[Dataset rows about figures]
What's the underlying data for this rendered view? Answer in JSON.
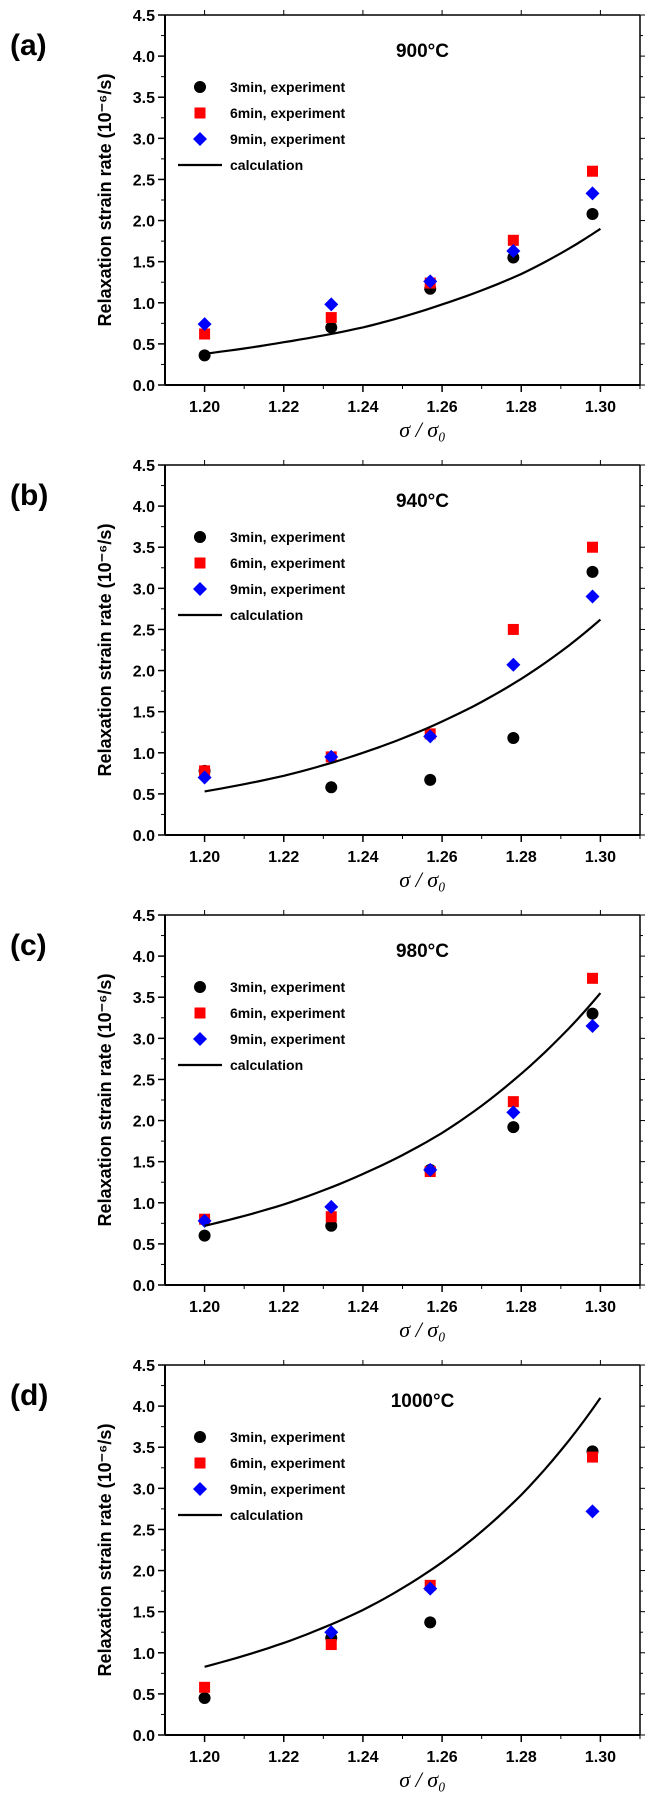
{
  "chart_data": [
    {
      "type": "scatter",
      "panel_label": "(a)",
      "title": "900°C",
      "ylabel": "Relaxation strain rate (10⁻⁶/s)",
      "xlabel": "σ / σ₀",
      "xlim": [
        1.19,
        1.31
      ],
      "ylim": [
        0.0,
        4.5
      ],
      "xticks": [
        "1.20",
        "1.22",
        "1.24",
        "1.26",
        "1.28",
        "1.30"
      ],
      "yticks": [
        "0.0",
        "0.5",
        "1.0",
        "1.5",
        "2.0",
        "2.5",
        "3.0",
        "3.5",
        "4.0",
        "4.5"
      ],
      "legend_position": "upper-left",
      "series": [
        {
          "name": "3min, experiment",
          "marker": "circle",
          "color": "#000000",
          "x": [
            1.2,
            1.232,
            1.257,
            1.278,
            1.298
          ],
          "y": [
            0.36,
            0.7,
            1.17,
            1.55,
            2.08
          ]
        },
        {
          "name": "6min, experiment",
          "marker": "square",
          "color": "#ff0000",
          "x": [
            1.2,
            1.232,
            1.257,
            1.278,
            1.298
          ],
          "y": [
            0.62,
            0.82,
            1.24,
            1.76,
            2.6
          ]
        },
        {
          "name": "9min, experiment",
          "marker": "diamond",
          "color": "#0000ff",
          "x": [
            1.2,
            1.232,
            1.257,
            1.278,
            1.298
          ],
          "y": [
            0.74,
            0.98,
            1.26,
            1.63,
            2.33
          ]
        },
        {
          "name": "calculation",
          "marker": "line",
          "color": "#000000",
          "x": [
            1.2,
            1.22,
            1.24,
            1.26,
            1.28,
            1.3
          ],
          "y": [
            0.38,
            0.52,
            0.7,
            0.98,
            1.35,
            1.9
          ]
        }
      ]
    },
    {
      "type": "scatter",
      "panel_label": "(b)",
      "title": "940°C",
      "ylabel": "Relaxation strain rate (10⁻⁶/s)",
      "xlabel": "σ / σ₀",
      "xlim": [
        1.19,
        1.31
      ],
      "ylim": [
        0.0,
        4.5
      ],
      "xticks": [
        "1.20",
        "1.22",
        "1.24",
        "1.26",
        "1.28",
        "1.30"
      ],
      "yticks": [
        "0.0",
        "0.5",
        "1.0",
        "1.5",
        "2.0",
        "2.5",
        "3.0",
        "3.5",
        "4.0",
        "4.5"
      ],
      "legend_position": "upper-left",
      "series": [
        {
          "name": "3min, experiment",
          "marker": "circle",
          "color": "#000000",
          "x": [
            1.2,
            1.232,
            1.257,
            1.278,
            1.298
          ],
          "y": [
            0.78,
            0.58,
            0.67,
            1.18,
            3.2
          ]
        },
        {
          "name": "6min, experiment",
          "marker": "square",
          "color": "#ff0000",
          "x": [
            1.2,
            1.232,
            1.257,
            1.278,
            1.298
          ],
          "y": [
            0.78,
            0.95,
            1.23,
            2.5,
            3.5
          ]
        },
        {
          "name": "9min, experiment",
          "marker": "diamond",
          "color": "#0000ff",
          "x": [
            1.2,
            1.232,
            1.257,
            1.278,
            1.298
          ],
          "y": [
            0.7,
            0.95,
            1.2,
            2.07,
            2.9
          ]
        },
        {
          "name": "calculation",
          "marker": "line",
          "color": "#000000",
          "x": [
            1.2,
            1.22,
            1.24,
            1.26,
            1.28,
            1.3
          ],
          "y": [
            0.53,
            0.72,
            1.0,
            1.38,
            1.9,
            2.62
          ]
        }
      ]
    },
    {
      "type": "scatter",
      "panel_label": "(c)",
      "title": "980°C",
      "ylabel": "Relaxation strain rate (10⁻⁶/s)",
      "xlabel": "σ / σ₀",
      "xlim": [
        1.19,
        1.31
      ],
      "ylim": [
        0.0,
        4.5
      ],
      "xticks": [
        "1.20",
        "1.22",
        "1.24",
        "1.26",
        "1.28",
        "1.30"
      ],
      "yticks": [
        "0.0",
        "0.5",
        "1.0",
        "1.5",
        "2.0",
        "2.5",
        "3.0",
        "3.5",
        "4.0",
        "4.5"
      ],
      "legend_position": "upper-left",
      "series": [
        {
          "name": "3min, experiment",
          "marker": "circle",
          "color": "#000000",
          "x": [
            1.2,
            1.232,
            1.257,
            1.278,
            1.298
          ],
          "y": [
            0.6,
            0.72,
            1.4,
            1.92,
            3.3
          ]
        },
        {
          "name": "6min, experiment",
          "marker": "square",
          "color": "#ff0000",
          "x": [
            1.2,
            1.232,
            1.257,
            1.278,
            1.298
          ],
          "y": [
            0.8,
            0.83,
            1.38,
            2.23,
            3.73
          ]
        },
        {
          "name": "9min, experiment",
          "marker": "diamond",
          "color": "#0000ff",
          "x": [
            1.2,
            1.232,
            1.257,
            1.278,
            1.298
          ],
          "y": [
            0.78,
            0.95,
            1.4,
            2.1,
            3.15
          ]
        },
        {
          "name": "calculation",
          "marker": "line",
          "color": "#000000",
          "x": [
            1.2,
            1.22,
            1.24,
            1.26,
            1.28,
            1.3
          ],
          "y": [
            0.72,
            0.98,
            1.35,
            1.85,
            2.57,
            3.55
          ]
        }
      ]
    },
    {
      "type": "scatter",
      "panel_label": "(d)",
      "title": "1000°C",
      "ylabel": "Relaxation strain rate (10⁻⁶/s)",
      "xlabel": "σ / σ₀",
      "xlim": [
        1.19,
        1.31
      ],
      "ylim": [
        0.0,
        4.5
      ],
      "xticks": [
        "1.20",
        "1.22",
        "1.24",
        "1.26",
        "1.28",
        "1.30"
      ],
      "yticks": [
        "0.0",
        "0.5",
        "1.0",
        "1.5",
        "2.0",
        "2.5",
        "3.0",
        "3.5",
        "4.0",
        "4.5"
      ],
      "legend_position": "upper-left",
      "series": [
        {
          "name": "3min, experiment",
          "marker": "circle",
          "color": "#000000",
          "x": [
            1.2,
            1.232,
            1.257,
            1.298
          ],
          "y": [
            0.45,
            1.18,
            1.37,
            3.45
          ]
        },
        {
          "name": "6min, experiment",
          "marker": "square",
          "color": "#ff0000",
          "x": [
            1.2,
            1.232,
            1.257,
            1.298
          ],
          "y": [
            0.58,
            1.1,
            1.82,
            3.38
          ]
        },
        {
          "name": "9min, experiment",
          "marker": "diamond",
          "color": "#0000ff",
          "x": [
            1.232,
            1.257,
            1.298
          ],
          "y": [
            1.25,
            1.78,
            2.72
          ]
        },
        {
          "name": "calculation",
          "marker": "line",
          "color": "#000000",
          "x": [
            1.2,
            1.22,
            1.24,
            1.26,
            1.28,
            1.3
          ],
          "y": [
            0.83,
            1.12,
            1.52,
            2.1,
            2.92,
            4.1
          ]
        }
      ]
    }
  ]
}
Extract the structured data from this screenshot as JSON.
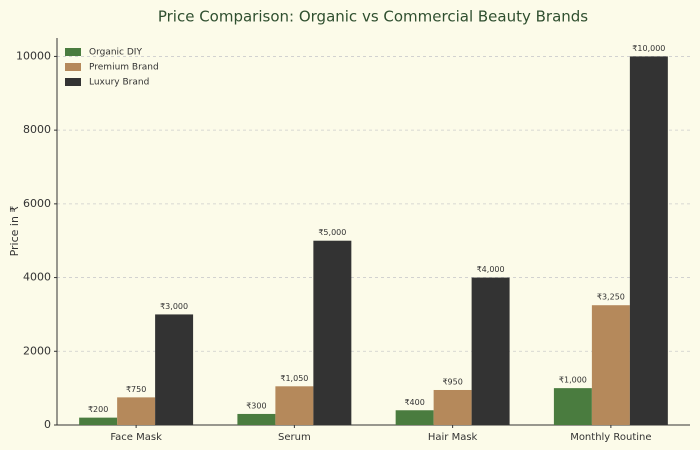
{
  "chart_data": {
    "type": "bar",
    "title": "Price Comparison: Organic vs Commercial Beauty Brands",
    "y_label": "Price in ₹",
    "categories": [
      "Face Mask",
      "Serum",
      "Hair Mask",
      "Monthly Routine"
    ],
    "series": [
      {
        "name": "Organic DIY",
        "color": "#4a7c3f",
        "values": [
          200,
          300,
          400,
          1000
        ],
        "value_labels": [
          "₹200",
          "₹300",
          "₹400",
          "₹1,000"
        ]
      },
      {
        "name": "Premium Brand",
        "color": "#b5895b",
        "values": [
          750,
          1050,
          950,
          3250
        ],
        "value_labels": [
          "₹750",
          "₹1,050",
          "₹950",
          "₹3,250"
        ]
      },
      {
        "name": "Luxury Brand",
        "color": "#333333",
        "values": [
          3000,
          5000,
          4000,
          10000
        ],
        "value_labels": [
          "₹3,000",
          "₹5,000",
          "₹4,000",
          "₹10,000"
        ]
      }
    ],
    "ylim": [
      0,
      10500
    ],
    "yticks": [
      0,
      2000,
      4000,
      6000,
      8000,
      10000
    ],
    "grid": true,
    "legend": "upper left"
  }
}
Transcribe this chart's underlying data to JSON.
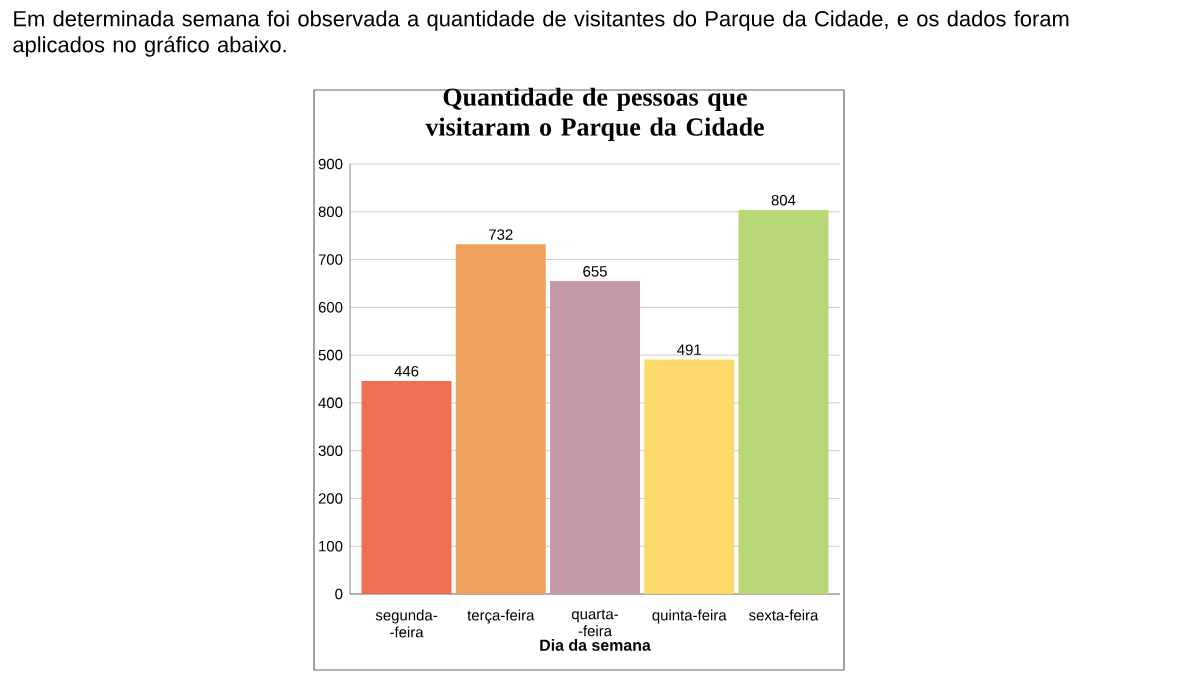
{
  "chart_data": {
    "type": "bar",
    "title": "Quantidade de pessoas que visitaram o Parque da Cidade",
    "xlabel": "Dia da semana",
    "annotations": [
      "Em determinada semana foi observada a quantidade de visitantes do Parque da Cidade, e os dados foram aplicados no gráfico abaixo."
    ],
    "categories": [
      "segunda- -feira",
      "terça-feira",
      "quarta- -feira",
      "quinta-feira",
      "sexta-feira"
    ],
    "values": [
      446,
      732,
      655,
      491,
      804
    ],
    "colors": [
      "#f07057",
      "#f0a35e",
      "#c49aa8",
      "#fdd96b",
      "#b8d877"
    ],
    "ylim": [
      0,
      900
    ],
    "yticks": [
      0,
      100,
      200,
      300,
      400,
      500,
      600,
      700,
      800,
      900
    ],
    "grid": "y",
    "data_labels": true
  }
}
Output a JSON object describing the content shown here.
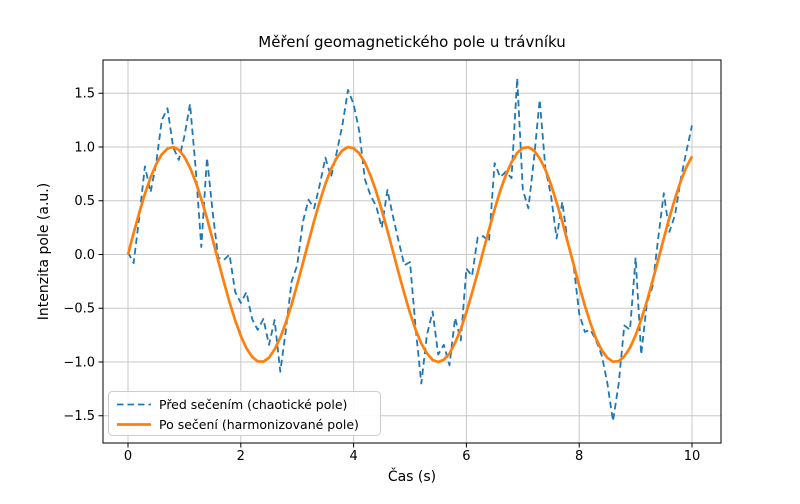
{
  "chart_data": {
    "type": "line",
    "title": "Měření geomagnetického pole u trávníku",
    "xlabel": "Čas (s)",
    "ylabel": "Intenzita pole (a.u.)",
    "xlim": [
      -0.5,
      10.5
    ],
    "ylim": [
      -1.75,
      1.81
    ],
    "grid": true,
    "legend_position": "lower left",
    "axes_background": "#ffffff",
    "grid_color": "#c8c8c8",
    "spine_color": "#000000",
    "xticks": {
      "values": [
        0,
        2,
        4,
        6,
        8,
        10
      ],
      "labels": [
        "0",
        "2",
        "4",
        "6",
        "8",
        "10"
      ]
    },
    "yticks": {
      "values": [
        1.5,
        1.0,
        0.5,
        0.0,
        -0.5,
        -1.0,
        -1.5
      ],
      "labels": [
        "1.5",
        "1.0",
        "0.5",
        "0.0",
        "−0.5",
        "−1.0",
        "−1.5"
      ]
    },
    "x": [
      0.0,
      0.1,
      0.2,
      0.3,
      0.4,
      0.5,
      0.6,
      0.7,
      0.8,
      0.9,
      1.0,
      1.1,
      1.2,
      1.3,
      1.4,
      1.5,
      1.6,
      1.7,
      1.8,
      1.9,
      2.0,
      2.1,
      2.2,
      2.3,
      2.4,
      2.5,
      2.6,
      2.7,
      2.8,
      2.9,
      3.0,
      3.1,
      3.2,
      3.3,
      3.4,
      3.5,
      3.6,
      3.7,
      3.8,
      3.9,
      4.0,
      4.1,
      4.2,
      4.3,
      4.4,
      4.5,
      4.6,
      4.7,
      4.8,
      4.9,
      5.0,
      5.1,
      5.2,
      5.3,
      5.4,
      5.5,
      5.6,
      5.7,
      5.8,
      5.9,
      6.0,
      6.1,
      6.2,
      6.3,
      6.4,
      6.5,
      6.6,
      6.7,
      6.8,
      6.9,
      7.0,
      7.1,
      7.2,
      7.3,
      7.4,
      7.5,
      7.6,
      7.7,
      7.8,
      7.9,
      8.0,
      8.1,
      8.2,
      8.3,
      8.4,
      8.5,
      8.6,
      8.7,
      8.8,
      8.9,
      9.0,
      9.1,
      9.2,
      9.3,
      9.4,
      9.5,
      9.6,
      9.7,
      9.8,
      9.9,
      10.0
    ],
    "series": [
      {
        "name": "Před sečením (chaotické pole)",
        "color": "#1f77b4",
        "line_style": "dashed",
        "linewidth": 1.8,
        "values": [
          0.02,
          -0.08,
          0.35,
          0.82,
          0.58,
          0.85,
          1.25,
          1.36,
          1.0,
          0.88,
          1.1,
          1.4,
          0.8,
          0.07,
          0.9,
          0.4,
          -0.03,
          -0.05,
          0.0,
          -0.35,
          -0.45,
          -0.35,
          -0.6,
          -0.7,
          -0.6,
          -0.84,
          -0.61,
          -1.09,
          -0.7,
          -0.25,
          -0.1,
          0.3,
          0.51,
          0.43,
          0.65,
          0.9,
          0.72,
          0.95,
          1.2,
          1.53,
          1.4,
          1.15,
          0.7,
          0.55,
          0.45,
          0.25,
          0.6,
          0.35,
          0.12,
          -0.1,
          -0.07,
          -0.68,
          -1.2,
          -0.75,
          -0.53,
          -0.93,
          -0.84,
          -1.03,
          -0.59,
          -0.8,
          -0.13,
          -0.2,
          0.16,
          0.17,
          0.12,
          0.85,
          0.72,
          0.77,
          0.71,
          1.64,
          0.6,
          0.43,
          0.9,
          1.44,
          0.8,
          0.55,
          0.15,
          0.49,
          0.1,
          -0.1,
          -0.55,
          -0.72,
          -0.7,
          -0.8,
          -0.94,
          -1.2,
          -1.55,
          -1.2,
          -0.66,
          -0.7,
          -0.03,
          -0.93,
          -0.45,
          -0.3,
          0.15,
          0.57,
          0.21,
          0.37,
          0.7,
          0.96,
          1.2
        ]
      },
      {
        "name": "Po sečení (harmonizované pole)",
        "color": "#ff7f0e",
        "line_style": "solid",
        "linewidth": 2.7,
        "values": [
          0.0,
          0.199,
          0.389,
          0.565,
          0.717,
          0.841,
          0.932,
          0.985,
          1.0,
          0.974,
          0.909,
          0.808,
          0.675,
          0.516,
          0.335,
          0.141,
          -0.058,
          -0.256,
          -0.443,
          -0.612,
          -0.757,
          -0.872,
          -0.952,
          -0.994,
          -0.996,
          -0.959,
          -0.883,
          -0.773,
          -0.631,
          -0.465,
          -0.279,
          -0.083,
          0.117,
          0.312,
          0.494,
          0.657,
          0.794,
          0.899,
          0.968,
          0.999,
          0.989,
          0.941,
          0.855,
          0.734,
          0.585,
          0.412,
          0.223,
          0.025,
          -0.174,
          -0.366,
          -0.544,
          -0.699,
          -0.828,
          -0.919,
          -0.981,
          -1.0,
          -0.979,
          -0.921,
          -0.822,
          -0.694,
          -0.536,
          -0.358,
          -0.166,
          0.034,
          0.232,
          0.42,
          0.592,
          0.74,
          0.859,
          0.944,
          0.991,
          0.998,
          0.966,
          0.895,
          0.79,
          0.65,
          0.485,
          0.303,
          0.108,
          -0.092,
          -0.288,
          -0.474,
          -0.641,
          -0.783,
          -0.892,
          -0.961,
          -0.997,
          -0.993,
          -0.948,
          -0.867,
          -0.752,
          -0.604,
          -0.435,
          -0.247,
          -0.05,
          0.15,
          0.343,
          0.523,
          0.682,
          0.813,
          0.913
        ]
      }
    ]
  }
}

§ **What is expected**
Find every line in the records that has the string "Price", then state how many there are and nothing else.

§ **Answer for this exercise**
2